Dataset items
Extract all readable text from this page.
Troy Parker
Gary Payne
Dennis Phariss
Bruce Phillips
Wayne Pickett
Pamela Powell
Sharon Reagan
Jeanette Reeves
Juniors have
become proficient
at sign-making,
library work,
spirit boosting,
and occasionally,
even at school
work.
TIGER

Brief | Please reproduce each line exactly as written.

Result |
Extract all readable text from this page.
Troy Parker
Gary Payne
Dennis Phariss
Bruce Phillips
Wayne Pickett
Pamela Powell
Sharon Reagan
Jeanette Reeves
Juniors have
become proficient
at sign-making,
library work,
spirit boosting,
and occasionally,
even at school
work.
TIGER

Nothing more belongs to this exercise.